Records that describe figures:
* * *
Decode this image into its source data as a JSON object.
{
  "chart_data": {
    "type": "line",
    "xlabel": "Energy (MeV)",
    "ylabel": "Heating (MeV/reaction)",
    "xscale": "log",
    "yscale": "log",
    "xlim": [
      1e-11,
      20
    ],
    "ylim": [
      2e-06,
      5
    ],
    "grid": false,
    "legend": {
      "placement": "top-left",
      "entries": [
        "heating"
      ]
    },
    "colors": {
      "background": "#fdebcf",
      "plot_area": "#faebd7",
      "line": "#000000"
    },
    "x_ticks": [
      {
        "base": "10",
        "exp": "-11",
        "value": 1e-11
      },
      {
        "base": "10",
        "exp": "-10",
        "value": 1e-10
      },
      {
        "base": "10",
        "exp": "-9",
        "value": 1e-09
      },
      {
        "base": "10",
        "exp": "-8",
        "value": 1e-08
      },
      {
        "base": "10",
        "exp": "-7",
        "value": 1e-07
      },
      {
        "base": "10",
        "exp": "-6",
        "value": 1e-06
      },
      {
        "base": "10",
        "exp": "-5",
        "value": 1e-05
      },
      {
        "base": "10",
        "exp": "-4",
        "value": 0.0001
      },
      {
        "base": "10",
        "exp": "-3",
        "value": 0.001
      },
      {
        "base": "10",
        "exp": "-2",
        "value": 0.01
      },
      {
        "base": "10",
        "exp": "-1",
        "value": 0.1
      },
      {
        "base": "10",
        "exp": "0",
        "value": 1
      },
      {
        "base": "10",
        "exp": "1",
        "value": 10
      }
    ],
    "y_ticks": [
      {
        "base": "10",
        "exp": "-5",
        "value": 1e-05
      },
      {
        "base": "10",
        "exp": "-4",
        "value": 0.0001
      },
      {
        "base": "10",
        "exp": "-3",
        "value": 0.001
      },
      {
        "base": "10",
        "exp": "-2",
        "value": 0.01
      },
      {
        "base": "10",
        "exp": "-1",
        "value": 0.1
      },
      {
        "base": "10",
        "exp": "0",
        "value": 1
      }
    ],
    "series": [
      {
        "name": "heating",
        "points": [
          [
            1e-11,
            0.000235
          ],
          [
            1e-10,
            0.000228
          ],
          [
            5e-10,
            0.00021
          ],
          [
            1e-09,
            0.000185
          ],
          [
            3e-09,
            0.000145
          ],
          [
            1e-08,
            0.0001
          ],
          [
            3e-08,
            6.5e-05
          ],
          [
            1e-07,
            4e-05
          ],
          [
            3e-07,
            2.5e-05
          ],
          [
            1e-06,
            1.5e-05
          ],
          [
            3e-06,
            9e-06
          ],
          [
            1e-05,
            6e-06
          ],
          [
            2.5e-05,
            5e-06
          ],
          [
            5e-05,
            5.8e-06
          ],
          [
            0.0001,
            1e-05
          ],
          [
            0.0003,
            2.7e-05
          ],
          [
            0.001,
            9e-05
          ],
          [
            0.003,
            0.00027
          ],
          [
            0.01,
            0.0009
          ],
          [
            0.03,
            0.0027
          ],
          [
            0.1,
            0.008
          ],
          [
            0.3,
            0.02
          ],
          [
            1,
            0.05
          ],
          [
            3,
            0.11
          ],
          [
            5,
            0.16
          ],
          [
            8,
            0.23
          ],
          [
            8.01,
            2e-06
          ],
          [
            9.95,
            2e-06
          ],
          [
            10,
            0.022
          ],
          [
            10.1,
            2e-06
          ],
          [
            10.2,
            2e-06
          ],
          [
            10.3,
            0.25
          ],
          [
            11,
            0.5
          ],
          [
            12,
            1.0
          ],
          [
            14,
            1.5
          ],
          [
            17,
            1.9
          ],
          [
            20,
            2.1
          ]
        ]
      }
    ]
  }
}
* * *
Every entry should be printed again exactly as it stands.

Decode this image into its source data as a JSON object.
{
  "chart_data": {
    "type": "line",
    "xlabel": "Energy (MeV)",
    "ylabel": "Heating (MeV/reaction)",
    "xscale": "log",
    "yscale": "log",
    "xlim": [
      1e-11,
      20
    ],
    "ylim": [
      2e-06,
      5
    ],
    "grid": false,
    "legend": {
      "placement": "top-left",
      "entries": [
        "heating"
      ]
    },
    "colors": {
      "background": "#fdebcf",
      "plot_area": "#faebd7",
      "line": "#000000"
    },
    "x_ticks": [
      {
        "base": "10",
        "exp": "-11",
        "value": 1e-11
      },
      {
        "base": "10",
        "exp": "-10",
        "value": 1e-10
      },
      {
        "base": "10",
        "exp": "-9",
        "value": 1e-09
      },
      {
        "base": "10",
        "exp": "-8",
        "value": 1e-08
      },
      {
        "base": "10",
        "exp": "-7",
        "value": 1e-07
      },
      {
        "base": "10",
        "exp": "-6",
        "value": 1e-06
      },
      {
        "base": "10",
        "exp": "-5",
        "value": 1e-05
      },
      {
        "base": "10",
        "exp": "-4",
        "value": 0.0001
      },
      {
        "base": "10",
        "exp": "-3",
        "value": 0.001
      },
      {
        "base": "10",
        "exp": "-2",
        "value": 0.01
      },
      {
        "base": "10",
        "exp": "-1",
        "value": 0.1
      },
      {
        "base": "10",
        "exp": "0",
        "value": 1
      },
      {
        "base": "10",
        "exp": "1",
        "value": 10
      }
    ],
    "y_ticks": [
      {
        "base": "10",
        "exp": "-5",
        "value": 1e-05
      },
      {
        "base": "10",
        "exp": "-4",
        "value": 0.0001
      },
      {
        "base": "10",
        "exp": "-3",
        "value": 0.001
      },
      {
        "base": "10",
        "exp": "-2",
        "value": 0.01
      },
      {
        "base": "10",
        "exp": "-1",
        "value": 0.1
      },
      {
        "base": "10",
        "exp": "0",
        "value": 1
      }
    ],
    "series": [
      {
        "name": "heating",
        "points": [
          [
            1e-11,
            0.000235
          ],
          [
            1e-10,
            0.000228
          ],
          [
            5e-10,
            0.00021
          ],
          [
            1e-09,
            0.000185
          ],
          [
            3e-09,
            0.000145
          ],
          [
            1e-08,
            0.0001
          ],
          [
            3e-08,
            6.5e-05
          ],
          [
            1e-07,
            4e-05
          ],
          [
            3e-07,
            2.5e-05
          ],
          [
            1e-06,
            1.5e-05
          ],
          [
            3e-06,
            9e-06
          ],
          [
            1e-05,
            6e-06
          ],
          [
            2.5e-05,
            5e-06
          ],
          [
            5e-05,
            5.8e-06
          ],
          [
            0.0001,
            1e-05
          ],
          [
            0.0003,
            2.7e-05
          ],
          [
            0.001,
            9e-05
          ],
          [
            0.003,
            0.00027
          ],
          [
            0.01,
            0.0009
          ],
          [
            0.03,
            0.0027
          ],
          [
            0.1,
            0.008
          ],
          [
            0.3,
            0.02
          ],
          [
            1,
            0.05
          ],
          [
            3,
            0.11
          ],
          [
            5,
            0.16
          ],
          [
            8,
            0.23
          ],
          [
            8.01,
            2e-06
          ],
          [
            9.95,
            2e-06
          ],
          [
            10,
            0.022
          ],
          [
            10.1,
            2e-06
          ],
          [
            10.2,
            2e-06
          ],
          [
            10.3,
            0.25
          ],
          [
            11,
            0.5
          ],
          [
            12,
            1.0
          ],
          [
            14,
            1.5
          ],
          [
            17,
            1.9
          ],
          [
            20,
            2.1
          ]
        ]
      }
    ]
  }
}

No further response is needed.